▸ **Work order**: Whenever the string "JSON" appears in a line below, please copy the line out.

▸ **Material for this exercise**:
┄┄┄┄┄┄
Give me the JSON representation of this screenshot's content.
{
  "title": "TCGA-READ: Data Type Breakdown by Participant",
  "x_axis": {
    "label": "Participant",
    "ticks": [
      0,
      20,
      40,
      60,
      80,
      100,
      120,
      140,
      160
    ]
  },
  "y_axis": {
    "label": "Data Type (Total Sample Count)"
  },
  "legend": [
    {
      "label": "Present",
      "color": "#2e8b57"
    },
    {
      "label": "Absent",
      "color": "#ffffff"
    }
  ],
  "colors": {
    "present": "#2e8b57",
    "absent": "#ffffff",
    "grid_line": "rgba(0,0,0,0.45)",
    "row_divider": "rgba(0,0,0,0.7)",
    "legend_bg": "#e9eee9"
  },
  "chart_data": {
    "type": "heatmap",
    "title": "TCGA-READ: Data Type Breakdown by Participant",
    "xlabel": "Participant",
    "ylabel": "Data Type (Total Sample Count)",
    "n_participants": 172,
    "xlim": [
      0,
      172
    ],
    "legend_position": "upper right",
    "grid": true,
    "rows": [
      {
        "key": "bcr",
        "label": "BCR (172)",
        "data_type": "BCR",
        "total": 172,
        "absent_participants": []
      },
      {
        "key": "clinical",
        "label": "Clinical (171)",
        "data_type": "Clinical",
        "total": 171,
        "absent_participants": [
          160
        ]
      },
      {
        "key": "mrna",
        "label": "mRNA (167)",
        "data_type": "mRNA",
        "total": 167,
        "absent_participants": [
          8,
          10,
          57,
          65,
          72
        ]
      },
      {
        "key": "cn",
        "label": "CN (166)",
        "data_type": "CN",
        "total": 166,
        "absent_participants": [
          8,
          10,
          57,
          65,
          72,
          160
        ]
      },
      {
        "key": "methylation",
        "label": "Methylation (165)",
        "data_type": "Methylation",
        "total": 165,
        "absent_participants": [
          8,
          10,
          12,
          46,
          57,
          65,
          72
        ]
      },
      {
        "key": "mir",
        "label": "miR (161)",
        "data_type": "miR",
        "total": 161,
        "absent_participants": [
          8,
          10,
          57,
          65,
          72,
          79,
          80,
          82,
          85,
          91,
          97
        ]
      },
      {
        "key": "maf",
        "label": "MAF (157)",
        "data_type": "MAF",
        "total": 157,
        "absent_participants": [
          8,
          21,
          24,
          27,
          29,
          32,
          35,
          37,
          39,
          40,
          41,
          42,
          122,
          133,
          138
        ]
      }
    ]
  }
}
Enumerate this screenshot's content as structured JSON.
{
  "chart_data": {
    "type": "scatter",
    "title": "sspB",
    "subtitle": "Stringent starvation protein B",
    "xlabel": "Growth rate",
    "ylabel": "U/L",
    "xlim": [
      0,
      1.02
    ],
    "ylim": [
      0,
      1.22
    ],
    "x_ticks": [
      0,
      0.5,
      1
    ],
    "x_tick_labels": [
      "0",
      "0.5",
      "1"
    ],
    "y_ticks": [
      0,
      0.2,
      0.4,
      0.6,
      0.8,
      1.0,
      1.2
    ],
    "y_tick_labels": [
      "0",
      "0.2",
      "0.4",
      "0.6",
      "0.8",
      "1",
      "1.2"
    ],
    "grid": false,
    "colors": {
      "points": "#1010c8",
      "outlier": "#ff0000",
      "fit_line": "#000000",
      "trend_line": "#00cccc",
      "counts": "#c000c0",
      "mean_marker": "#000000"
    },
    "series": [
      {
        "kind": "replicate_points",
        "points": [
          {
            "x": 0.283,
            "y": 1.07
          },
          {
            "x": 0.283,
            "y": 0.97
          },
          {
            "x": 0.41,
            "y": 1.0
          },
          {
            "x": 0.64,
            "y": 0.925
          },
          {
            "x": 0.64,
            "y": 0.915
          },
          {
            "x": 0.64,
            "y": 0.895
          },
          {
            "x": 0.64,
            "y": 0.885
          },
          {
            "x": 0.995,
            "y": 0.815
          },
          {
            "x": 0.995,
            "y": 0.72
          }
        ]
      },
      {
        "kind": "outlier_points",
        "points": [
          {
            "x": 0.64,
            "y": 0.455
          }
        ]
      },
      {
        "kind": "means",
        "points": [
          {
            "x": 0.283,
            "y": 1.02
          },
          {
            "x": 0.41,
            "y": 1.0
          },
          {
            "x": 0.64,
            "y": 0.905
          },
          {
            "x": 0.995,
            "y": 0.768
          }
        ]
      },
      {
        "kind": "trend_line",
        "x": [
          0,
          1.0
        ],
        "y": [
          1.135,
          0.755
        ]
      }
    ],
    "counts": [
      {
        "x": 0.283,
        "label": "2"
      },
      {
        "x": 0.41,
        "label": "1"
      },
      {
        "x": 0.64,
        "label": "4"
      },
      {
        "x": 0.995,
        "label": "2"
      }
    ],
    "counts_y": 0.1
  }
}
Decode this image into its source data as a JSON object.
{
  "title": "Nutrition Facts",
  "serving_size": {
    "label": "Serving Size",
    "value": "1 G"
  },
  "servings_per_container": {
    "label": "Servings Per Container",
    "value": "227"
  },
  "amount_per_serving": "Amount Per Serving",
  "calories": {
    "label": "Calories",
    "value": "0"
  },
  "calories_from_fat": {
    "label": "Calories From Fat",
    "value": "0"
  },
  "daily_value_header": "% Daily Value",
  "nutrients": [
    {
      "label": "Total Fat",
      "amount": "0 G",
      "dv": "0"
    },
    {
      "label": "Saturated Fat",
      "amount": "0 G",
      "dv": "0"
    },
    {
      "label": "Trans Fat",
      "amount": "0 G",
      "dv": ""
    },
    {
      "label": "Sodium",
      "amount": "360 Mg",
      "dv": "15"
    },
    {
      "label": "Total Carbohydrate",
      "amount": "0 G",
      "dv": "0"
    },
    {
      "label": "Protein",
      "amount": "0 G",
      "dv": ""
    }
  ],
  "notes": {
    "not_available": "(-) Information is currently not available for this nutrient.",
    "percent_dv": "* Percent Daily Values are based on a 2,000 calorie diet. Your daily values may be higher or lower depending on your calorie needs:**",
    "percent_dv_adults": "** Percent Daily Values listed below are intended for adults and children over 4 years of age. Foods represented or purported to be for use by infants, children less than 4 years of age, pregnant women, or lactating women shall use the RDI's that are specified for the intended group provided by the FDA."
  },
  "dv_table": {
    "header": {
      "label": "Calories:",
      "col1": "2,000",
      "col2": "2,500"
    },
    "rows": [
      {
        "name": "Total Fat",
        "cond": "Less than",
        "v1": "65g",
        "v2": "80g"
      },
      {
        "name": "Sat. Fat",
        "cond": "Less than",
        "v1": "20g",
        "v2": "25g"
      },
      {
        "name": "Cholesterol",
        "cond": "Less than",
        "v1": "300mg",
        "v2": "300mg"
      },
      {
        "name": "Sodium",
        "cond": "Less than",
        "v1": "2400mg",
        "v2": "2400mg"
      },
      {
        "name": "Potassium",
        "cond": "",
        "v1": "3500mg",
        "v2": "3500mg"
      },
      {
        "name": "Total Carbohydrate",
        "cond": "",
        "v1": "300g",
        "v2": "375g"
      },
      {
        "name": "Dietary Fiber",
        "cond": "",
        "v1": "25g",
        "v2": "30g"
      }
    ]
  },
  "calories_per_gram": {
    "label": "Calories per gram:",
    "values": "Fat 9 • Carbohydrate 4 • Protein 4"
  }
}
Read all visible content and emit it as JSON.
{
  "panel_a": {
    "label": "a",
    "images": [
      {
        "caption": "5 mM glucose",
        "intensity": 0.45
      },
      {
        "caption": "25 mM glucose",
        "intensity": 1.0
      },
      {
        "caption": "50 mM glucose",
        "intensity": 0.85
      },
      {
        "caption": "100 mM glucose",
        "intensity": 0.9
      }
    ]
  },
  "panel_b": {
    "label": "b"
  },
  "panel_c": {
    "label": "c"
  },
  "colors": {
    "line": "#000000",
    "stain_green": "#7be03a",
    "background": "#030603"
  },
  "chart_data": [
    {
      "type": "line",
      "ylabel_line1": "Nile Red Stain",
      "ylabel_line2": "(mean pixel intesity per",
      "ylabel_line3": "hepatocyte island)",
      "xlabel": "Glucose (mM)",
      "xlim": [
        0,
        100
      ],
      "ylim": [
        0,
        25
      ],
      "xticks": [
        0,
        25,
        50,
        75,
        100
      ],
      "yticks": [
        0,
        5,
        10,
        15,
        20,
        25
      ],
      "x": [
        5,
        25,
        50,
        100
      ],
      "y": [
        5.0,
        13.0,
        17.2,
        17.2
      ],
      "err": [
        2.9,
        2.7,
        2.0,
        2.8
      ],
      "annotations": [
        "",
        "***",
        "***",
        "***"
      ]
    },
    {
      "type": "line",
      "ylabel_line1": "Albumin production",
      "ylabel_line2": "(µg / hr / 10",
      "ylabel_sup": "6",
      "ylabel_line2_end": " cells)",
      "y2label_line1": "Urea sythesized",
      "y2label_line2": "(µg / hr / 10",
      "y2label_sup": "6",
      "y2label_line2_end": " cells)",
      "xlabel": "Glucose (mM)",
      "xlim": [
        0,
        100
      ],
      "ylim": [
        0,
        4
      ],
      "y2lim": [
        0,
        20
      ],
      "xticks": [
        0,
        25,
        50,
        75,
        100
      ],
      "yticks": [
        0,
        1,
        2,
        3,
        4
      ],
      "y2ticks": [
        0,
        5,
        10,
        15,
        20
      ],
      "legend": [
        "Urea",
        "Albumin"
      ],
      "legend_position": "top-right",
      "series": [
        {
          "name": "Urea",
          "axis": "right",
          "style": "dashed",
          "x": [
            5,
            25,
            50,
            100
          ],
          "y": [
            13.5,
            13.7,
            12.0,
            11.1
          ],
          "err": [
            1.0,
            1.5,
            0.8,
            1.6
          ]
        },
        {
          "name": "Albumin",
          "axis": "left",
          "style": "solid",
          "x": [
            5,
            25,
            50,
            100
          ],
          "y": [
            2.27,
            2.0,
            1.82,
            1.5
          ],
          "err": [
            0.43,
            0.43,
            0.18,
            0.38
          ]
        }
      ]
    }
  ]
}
┄┄┄┄┄┄
▸ **Output for this task**:
Give me the JSON representation of this screenshot's content.
Enumerate this screenshot's content as structured JSON.
Decode this image into its source data as a JSON object.
Read all visible content and emit it as JSON.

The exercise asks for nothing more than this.